*EXERCISE BRIEF*
Examine the material below. Gather every line in which the string "means" appears.

*SUPPLIED ENTRIES*
§ §

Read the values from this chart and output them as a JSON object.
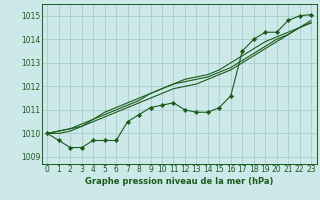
{
  "xlabel": "Graphe pression niveau de la mer (hPa)",
  "background_color": "#cce8e8",
  "grid_color": "#aacccc",
  "line_color": "#1a5c1a",
  "xlim": [
    -0.5,
    23.5
  ],
  "ylim": [
    1008.7,
    1015.5
  ],
  "yticks": [
    1009,
    1010,
    1011,
    1012,
    1013,
    1014,
    1015
  ],
  "xticks": [
    0,
    1,
    2,
    3,
    4,
    5,
    6,
    7,
    8,
    9,
    10,
    11,
    12,
    13,
    14,
    15,
    16,
    17,
    18,
    19,
    20,
    21,
    22,
    23
  ],
  "series": [
    [
      1010.0,
      1009.7,
      1009.4,
      1009.4,
      1009.7,
      1009.7,
      1009.7,
      1010.5,
      1010.8,
      1011.1,
      1011.2,
      1011.3,
      1011.0,
      1010.9,
      1010.9,
      1011.1,
      1011.6,
      1013.5,
      1014.0,
      1014.3,
      1014.3,
      1014.8,
      1015.0,
      1015.05
    ],
    [
      1010.0,
      1010.0,
      1010.1,
      1010.3,
      1010.6,
      1010.9,
      1011.1,
      1011.3,
      1011.5,
      1011.7,
      1011.9,
      1012.1,
      1012.3,
      1012.4,
      1012.5,
      1012.7,
      1013.0,
      1013.3,
      1013.6,
      1013.9,
      1014.1,
      1014.3,
      1014.5,
      1014.7
    ],
    [
      1010.0,
      1010.1,
      1010.2,
      1010.3,
      1010.5,
      1010.7,
      1010.9,
      1011.1,
      1011.3,
      1011.5,
      1011.7,
      1011.9,
      1012.0,
      1012.1,
      1012.3,
      1012.5,
      1012.7,
      1013.0,
      1013.3,
      1013.6,
      1013.9,
      1014.2,
      1014.5,
      1014.8
    ],
    [
      1010.0,
      1010.1,
      1010.2,
      1010.4,
      1010.6,
      1010.8,
      1011.0,
      1011.2,
      1011.4,
      1011.7,
      1011.9,
      1012.1,
      1012.2,
      1012.3,
      1012.4,
      1012.6,
      1012.8,
      1013.1,
      1013.4,
      1013.7,
      1014.0,
      1014.2,
      1014.5,
      1014.7
    ]
  ],
  "marker_series_idx": 0,
  "marker": "D",
  "marker_size": 2.2,
  "tick_fontsize": 5.5,
  "xlabel_fontsize": 6.0
}
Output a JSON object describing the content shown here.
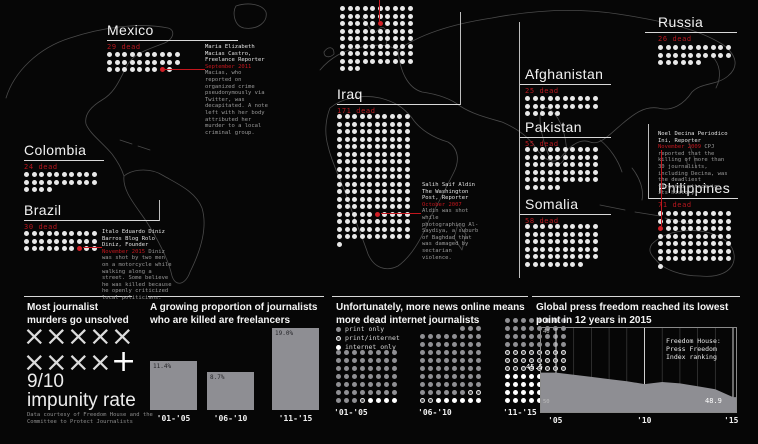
{
  "colors": {
    "background": "#060606",
    "accent_red": "#c4161d",
    "dot_white": "#e8e8e8",
    "bar_gray": "#8e8e93",
    "map_line": "#4a4a4a"
  },
  "map": {
    "countries": [
      {
        "id": "mexico",
        "label": "Mexico",
        "dead": "29 dead",
        "count": 29,
        "cols": 10,
        "red_index": 27
      },
      {
        "id": "colombia",
        "label": "Colombia",
        "dead": "24 dead",
        "count": 24,
        "cols": 10,
        "red_index": -1
      },
      {
        "id": "brazil",
        "label": "Brazil",
        "dead": "30 dead",
        "count": 30,
        "cols": 10,
        "red_index": 27
      },
      {
        "id": "unlabeled",
        "label": "",
        "dead": "",
        "count": 83,
        "cols": 10,
        "red_index": 25
      },
      {
        "id": "iraq",
        "label": "Iraq",
        "dead": "171 dead",
        "count": 171,
        "cols": 10,
        "red_index": 135
      },
      {
        "id": "afghanistan",
        "label": "Afghanistan",
        "dead": "25 dead",
        "count": 25,
        "cols": 10,
        "red_index": -1
      },
      {
        "id": "pakistan",
        "label": "Pakistan",
        "dead": "55 dead",
        "count": 55,
        "cols": 10,
        "red_index": -1
      },
      {
        "id": "somalia",
        "label": "Somalia",
        "dead": "58 dead",
        "count": 58,
        "cols": 10,
        "red_index": -1
      },
      {
        "id": "russia",
        "label": "Russia",
        "dead": "26 dead",
        "count": 26,
        "cols": 10,
        "red_index": -1
      },
      {
        "id": "philippines",
        "label": "Philippines",
        "dead": "71 dead",
        "count": 71,
        "cols": 10,
        "red_index": 20
      }
    ],
    "annotations": [
      {
        "id": "mexico",
        "name": "Maria Elizabeth Macias Castro, Freelance Reporter",
        "date": "September 2011",
        "body": "Macias, who reported on organized crime pseudonymously via Twitter, was decapitated. A note left with her body attributed her murder to a local criminal group."
      },
      {
        "id": "brazil",
        "name": "Italo Eduardo Diniz Barros Blog Rolo Diniz, Founder",
        "date": "November 2015",
        "body": "Diniz was shot by two men on a motorcycle while walking along a street. Some believe he was killed because he openly criticized local politicians."
      },
      {
        "id": "iraq",
        "name": "Salih Saif Aldin The Washington Post, Reporter",
        "date": "October 2007",
        "body": "Aldin was shot while photographing Al-Saydiya, a suburb of Baghdad that was damaged by sectarian violence."
      },
      {
        "id": "philippines",
        "name": "Noel Decina Periodico Ini, Reporter",
        "date": "November 2009",
        "body": "CPJ reported that the killing of more than 30 journalists, including Decina, was the deadliest targeted attack in its history."
      }
    ]
  },
  "panels": {
    "impunity": {
      "title": "Most journalist murders go unsolved",
      "glyph_rows": [
        [
          "×",
          "×",
          "×",
          "×",
          "×"
        ],
        [
          "×",
          "×",
          "×",
          "×",
          "+"
        ]
      ],
      "stat": "9/10",
      "stat_label": "impunity rate",
      "footnote": "Data courtesy of Freedom House and the Committee to Protect Journalists"
    },
    "freelancers": {
      "title": "A growing proportion of journalists who are killed are freelancers"
    },
    "internet": {
      "title": "Unfortunately, more news online means more dead internet journalists"
    },
    "press_freedom": {
      "title": "Global press freedom reached its lowest point in 12 years in 2015",
      "legend": "Freedom House:\nPress Freedom\nIndex ranking"
    }
  },
  "chart_data": [
    {
      "type": "bar",
      "title": "A growing proportion of journalists who are killed are freelancers",
      "categories": [
        "'01-'05",
        "'06-'10",
        "'11-'15"
      ],
      "values": [
        11.4,
        8.7,
        19.0
      ],
      "value_labels": [
        "11.4%",
        "8.7%",
        "19.0%"
      ],
      "unit": "%",
      "ylim": [
        0,
        20
      ],
      "bar_color": "#8e8e93"
    },
    {
      "type": "bar",
      "variant": "dot-matrix-units",
      "title": "Unfortunately, more news online means more dead internet journalists",
      "categories": [
        "'01-'05",
        "'06-'10",
        "'11-'15"
      ],
      "series": [
        {
          "name": "print only",
          "values": [
            51,
            65,
            32
          ]
        },
        {
          "name": "print/internet",
          "values": [
            1,
            4,
            24
          ]
        },
        {
          "name": "internet only",
          "values": [
            4,
            6,
            32
          ]
        }
      ],
      "totals": [
        56,
        75,
        88
      ],
      "legend_position": "top-left"
    },
    {
      "type": "area",
      "title": "Global press freedom reached its lowest point in 12 years in 2015",
      "x": [
        2005,
        2006,
        2007,
        2008,
        2009,
        2010,
        2011,
        2012,
        2013,
        2014,
        2015
      ],
      "values": [
        45.5,
        45.8,
        46.1,
        46.4,
        46.7,
        47.1,
        46.8,
        47.0,
        47.4,
        47.8,
        48.9
      ],
      "ylim": [
        40,
        50
      ],
      "y_inverted": true,
      "xticks": [
        "'05",
        "'10",
        "'15"
      ],
      "start_label": "45.5",
      "end_label": "48.9",
      "legend": "Freedom House:\nPress Freedom\nIndex ranking",
      "area_color": "#8e8e93",
      "grid": true
    }
  ]
}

§ §

*ANSWER*
      "title": "Unfortunately, more news online means more dead internet journalists"
      "title": "Unfortunately, more news online means more dead internet journalists",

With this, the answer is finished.